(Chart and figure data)

——————————

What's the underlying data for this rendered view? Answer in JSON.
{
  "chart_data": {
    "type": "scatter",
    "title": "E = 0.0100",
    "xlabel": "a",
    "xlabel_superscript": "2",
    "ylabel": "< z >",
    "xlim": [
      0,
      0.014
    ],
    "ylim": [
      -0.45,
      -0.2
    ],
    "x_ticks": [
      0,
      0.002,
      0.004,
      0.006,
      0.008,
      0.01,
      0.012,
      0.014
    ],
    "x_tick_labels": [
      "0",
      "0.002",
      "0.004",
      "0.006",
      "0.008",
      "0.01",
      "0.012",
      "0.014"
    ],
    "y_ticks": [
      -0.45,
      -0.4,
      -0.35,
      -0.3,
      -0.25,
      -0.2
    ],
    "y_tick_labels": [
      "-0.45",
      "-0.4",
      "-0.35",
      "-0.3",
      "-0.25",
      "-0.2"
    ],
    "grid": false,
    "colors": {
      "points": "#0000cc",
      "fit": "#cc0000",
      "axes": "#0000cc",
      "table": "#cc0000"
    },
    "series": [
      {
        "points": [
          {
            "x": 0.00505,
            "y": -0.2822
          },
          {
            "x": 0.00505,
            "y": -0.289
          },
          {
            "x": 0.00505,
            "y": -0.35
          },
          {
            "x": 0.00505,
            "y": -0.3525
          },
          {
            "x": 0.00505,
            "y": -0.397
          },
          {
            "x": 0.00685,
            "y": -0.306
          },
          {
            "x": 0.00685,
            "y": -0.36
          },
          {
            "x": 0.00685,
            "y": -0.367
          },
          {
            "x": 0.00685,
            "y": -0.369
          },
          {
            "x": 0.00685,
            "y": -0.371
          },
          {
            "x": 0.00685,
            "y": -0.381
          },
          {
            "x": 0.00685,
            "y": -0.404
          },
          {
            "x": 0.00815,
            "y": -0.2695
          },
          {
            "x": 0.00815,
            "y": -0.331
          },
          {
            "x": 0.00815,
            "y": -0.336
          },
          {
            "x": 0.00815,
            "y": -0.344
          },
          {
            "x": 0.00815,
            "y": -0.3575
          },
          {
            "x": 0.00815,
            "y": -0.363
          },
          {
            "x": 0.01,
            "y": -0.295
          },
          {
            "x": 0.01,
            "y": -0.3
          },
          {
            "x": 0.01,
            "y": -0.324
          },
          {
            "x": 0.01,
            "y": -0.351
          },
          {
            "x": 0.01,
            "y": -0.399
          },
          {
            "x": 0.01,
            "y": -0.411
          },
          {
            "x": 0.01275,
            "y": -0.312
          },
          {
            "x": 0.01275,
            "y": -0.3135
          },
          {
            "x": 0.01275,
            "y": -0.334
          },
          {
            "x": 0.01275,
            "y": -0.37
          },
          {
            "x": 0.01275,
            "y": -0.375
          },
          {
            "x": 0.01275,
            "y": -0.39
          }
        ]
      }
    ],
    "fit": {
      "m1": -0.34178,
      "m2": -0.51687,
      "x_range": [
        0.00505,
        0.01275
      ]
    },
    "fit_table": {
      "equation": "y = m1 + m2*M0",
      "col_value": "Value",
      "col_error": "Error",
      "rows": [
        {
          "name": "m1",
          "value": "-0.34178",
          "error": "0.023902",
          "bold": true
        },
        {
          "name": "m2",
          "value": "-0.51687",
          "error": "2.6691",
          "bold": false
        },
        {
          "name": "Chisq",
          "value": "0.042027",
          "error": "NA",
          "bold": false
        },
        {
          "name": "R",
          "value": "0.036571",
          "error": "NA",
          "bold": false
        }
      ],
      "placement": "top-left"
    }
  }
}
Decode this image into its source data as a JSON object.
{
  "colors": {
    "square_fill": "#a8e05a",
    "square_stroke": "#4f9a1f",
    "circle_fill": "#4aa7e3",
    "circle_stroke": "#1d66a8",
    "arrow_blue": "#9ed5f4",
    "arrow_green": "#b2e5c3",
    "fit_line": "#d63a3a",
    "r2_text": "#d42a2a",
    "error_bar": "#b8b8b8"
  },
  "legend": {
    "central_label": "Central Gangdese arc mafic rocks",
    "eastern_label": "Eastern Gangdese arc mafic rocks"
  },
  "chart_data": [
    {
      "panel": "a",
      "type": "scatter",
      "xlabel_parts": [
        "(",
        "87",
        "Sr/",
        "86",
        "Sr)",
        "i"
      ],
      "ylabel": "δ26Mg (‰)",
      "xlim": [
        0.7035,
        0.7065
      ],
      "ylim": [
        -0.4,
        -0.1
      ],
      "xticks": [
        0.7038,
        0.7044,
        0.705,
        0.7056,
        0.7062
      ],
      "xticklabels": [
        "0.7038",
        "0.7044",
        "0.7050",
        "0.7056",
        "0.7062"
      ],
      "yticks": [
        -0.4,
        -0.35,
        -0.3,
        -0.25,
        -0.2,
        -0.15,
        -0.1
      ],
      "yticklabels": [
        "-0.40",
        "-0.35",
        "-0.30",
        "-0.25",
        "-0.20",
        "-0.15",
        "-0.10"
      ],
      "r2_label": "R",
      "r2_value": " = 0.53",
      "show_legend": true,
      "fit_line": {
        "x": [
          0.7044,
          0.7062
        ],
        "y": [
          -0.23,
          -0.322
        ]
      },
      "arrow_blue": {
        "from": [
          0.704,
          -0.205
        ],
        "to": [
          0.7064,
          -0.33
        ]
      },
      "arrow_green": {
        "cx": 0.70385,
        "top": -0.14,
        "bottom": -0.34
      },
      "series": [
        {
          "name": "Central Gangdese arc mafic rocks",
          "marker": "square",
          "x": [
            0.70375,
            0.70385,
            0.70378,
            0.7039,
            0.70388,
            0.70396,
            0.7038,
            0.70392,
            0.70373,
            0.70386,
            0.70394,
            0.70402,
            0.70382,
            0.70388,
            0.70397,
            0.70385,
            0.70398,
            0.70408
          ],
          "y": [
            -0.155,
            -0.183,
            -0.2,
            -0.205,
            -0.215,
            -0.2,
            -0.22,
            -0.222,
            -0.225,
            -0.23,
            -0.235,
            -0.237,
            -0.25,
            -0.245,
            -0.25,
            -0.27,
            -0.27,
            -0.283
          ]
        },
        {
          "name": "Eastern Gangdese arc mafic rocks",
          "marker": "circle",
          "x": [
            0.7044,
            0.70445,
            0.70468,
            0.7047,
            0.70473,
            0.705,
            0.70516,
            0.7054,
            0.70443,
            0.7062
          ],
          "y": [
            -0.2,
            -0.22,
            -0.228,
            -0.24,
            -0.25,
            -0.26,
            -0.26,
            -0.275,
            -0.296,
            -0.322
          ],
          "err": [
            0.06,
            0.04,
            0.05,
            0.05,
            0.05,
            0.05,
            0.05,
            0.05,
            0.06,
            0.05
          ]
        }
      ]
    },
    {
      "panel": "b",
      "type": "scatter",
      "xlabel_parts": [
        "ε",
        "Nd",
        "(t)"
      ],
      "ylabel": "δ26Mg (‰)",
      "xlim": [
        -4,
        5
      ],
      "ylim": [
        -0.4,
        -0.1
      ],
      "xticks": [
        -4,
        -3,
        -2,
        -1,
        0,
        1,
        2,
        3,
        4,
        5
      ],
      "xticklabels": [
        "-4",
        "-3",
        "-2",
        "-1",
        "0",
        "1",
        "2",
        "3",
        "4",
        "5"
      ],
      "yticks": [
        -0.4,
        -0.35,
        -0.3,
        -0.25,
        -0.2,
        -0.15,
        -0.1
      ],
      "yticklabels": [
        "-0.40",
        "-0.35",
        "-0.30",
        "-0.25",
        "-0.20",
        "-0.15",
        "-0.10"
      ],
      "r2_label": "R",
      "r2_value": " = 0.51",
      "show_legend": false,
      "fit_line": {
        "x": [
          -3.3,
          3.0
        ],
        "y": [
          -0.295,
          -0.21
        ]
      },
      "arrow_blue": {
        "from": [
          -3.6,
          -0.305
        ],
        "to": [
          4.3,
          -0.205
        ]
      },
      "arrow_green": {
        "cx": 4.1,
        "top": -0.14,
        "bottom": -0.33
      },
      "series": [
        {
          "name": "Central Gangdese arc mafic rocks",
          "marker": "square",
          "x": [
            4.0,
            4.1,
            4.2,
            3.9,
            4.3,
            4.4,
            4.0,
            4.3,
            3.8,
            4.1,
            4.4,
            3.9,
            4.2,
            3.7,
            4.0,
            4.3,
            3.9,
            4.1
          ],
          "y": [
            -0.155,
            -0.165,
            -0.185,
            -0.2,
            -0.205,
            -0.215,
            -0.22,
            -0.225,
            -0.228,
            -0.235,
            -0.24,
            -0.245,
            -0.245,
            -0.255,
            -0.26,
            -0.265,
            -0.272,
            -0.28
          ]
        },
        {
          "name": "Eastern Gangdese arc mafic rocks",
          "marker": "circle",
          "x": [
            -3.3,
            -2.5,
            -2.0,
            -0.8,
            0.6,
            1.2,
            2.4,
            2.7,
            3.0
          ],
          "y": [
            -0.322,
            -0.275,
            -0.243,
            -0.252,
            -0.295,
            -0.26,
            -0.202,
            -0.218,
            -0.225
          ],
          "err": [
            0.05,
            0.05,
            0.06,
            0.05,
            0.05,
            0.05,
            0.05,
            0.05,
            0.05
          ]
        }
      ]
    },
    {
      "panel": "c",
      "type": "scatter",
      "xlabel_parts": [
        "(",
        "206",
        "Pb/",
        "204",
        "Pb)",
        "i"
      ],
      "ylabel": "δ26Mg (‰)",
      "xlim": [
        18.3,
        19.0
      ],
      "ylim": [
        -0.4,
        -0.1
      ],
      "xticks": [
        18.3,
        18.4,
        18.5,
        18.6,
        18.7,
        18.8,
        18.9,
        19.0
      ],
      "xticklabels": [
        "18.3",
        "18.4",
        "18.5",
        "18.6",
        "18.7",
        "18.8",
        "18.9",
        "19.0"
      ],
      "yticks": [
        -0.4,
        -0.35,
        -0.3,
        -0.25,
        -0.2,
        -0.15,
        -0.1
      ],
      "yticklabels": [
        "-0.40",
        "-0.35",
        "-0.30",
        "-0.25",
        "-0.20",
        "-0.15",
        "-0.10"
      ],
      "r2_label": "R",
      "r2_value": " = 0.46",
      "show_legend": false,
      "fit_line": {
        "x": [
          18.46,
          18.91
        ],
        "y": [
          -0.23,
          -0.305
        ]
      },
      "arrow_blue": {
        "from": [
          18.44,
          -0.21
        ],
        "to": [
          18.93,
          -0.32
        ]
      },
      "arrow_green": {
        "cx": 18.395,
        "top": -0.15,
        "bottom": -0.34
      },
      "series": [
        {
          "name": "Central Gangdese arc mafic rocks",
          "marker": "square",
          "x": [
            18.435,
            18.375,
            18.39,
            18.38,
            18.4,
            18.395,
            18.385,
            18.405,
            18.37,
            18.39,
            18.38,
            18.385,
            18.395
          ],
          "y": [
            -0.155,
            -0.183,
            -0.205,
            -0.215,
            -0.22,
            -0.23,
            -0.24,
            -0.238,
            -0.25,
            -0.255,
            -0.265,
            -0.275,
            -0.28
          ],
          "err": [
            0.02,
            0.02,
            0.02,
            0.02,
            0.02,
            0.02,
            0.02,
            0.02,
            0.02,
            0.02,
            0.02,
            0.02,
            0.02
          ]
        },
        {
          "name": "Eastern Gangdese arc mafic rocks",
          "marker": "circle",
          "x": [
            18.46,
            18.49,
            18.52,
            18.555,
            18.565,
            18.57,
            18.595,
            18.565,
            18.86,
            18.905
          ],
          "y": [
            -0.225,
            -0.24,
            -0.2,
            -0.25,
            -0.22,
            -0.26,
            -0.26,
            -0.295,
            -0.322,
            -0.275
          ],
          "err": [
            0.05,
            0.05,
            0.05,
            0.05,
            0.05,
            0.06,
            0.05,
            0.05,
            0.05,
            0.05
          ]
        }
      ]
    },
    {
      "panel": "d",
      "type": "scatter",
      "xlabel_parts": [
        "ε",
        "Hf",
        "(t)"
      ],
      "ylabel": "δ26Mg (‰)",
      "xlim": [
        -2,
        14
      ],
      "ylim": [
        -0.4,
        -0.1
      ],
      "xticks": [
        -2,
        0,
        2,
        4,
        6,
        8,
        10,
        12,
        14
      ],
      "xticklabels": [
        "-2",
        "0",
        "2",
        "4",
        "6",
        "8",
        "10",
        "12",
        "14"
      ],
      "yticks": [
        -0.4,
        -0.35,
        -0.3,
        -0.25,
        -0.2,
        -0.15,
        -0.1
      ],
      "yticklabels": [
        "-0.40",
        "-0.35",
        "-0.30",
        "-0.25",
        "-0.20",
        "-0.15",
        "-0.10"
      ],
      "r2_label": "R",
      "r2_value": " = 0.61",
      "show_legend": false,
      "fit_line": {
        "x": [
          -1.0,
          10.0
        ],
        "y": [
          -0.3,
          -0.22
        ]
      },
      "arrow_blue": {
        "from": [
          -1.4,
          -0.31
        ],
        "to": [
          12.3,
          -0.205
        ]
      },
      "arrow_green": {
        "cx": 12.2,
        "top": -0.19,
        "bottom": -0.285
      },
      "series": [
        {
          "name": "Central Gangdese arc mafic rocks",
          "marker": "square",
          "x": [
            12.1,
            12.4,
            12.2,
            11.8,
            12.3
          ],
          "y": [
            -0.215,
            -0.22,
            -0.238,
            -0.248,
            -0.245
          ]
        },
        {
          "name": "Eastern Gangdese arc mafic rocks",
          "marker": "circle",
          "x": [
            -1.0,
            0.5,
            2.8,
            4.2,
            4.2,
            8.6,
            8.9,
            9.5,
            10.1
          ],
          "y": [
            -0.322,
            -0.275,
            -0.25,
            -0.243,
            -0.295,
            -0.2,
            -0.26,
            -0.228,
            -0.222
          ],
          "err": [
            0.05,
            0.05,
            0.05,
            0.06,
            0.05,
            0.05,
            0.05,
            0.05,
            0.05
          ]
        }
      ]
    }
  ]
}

——————————

Using the data above, copy each line that contains "this".

Answer to the task:
What's the underlying data for this rendered view? Answer in JSON.
Decode this image into its source data as a JSON object.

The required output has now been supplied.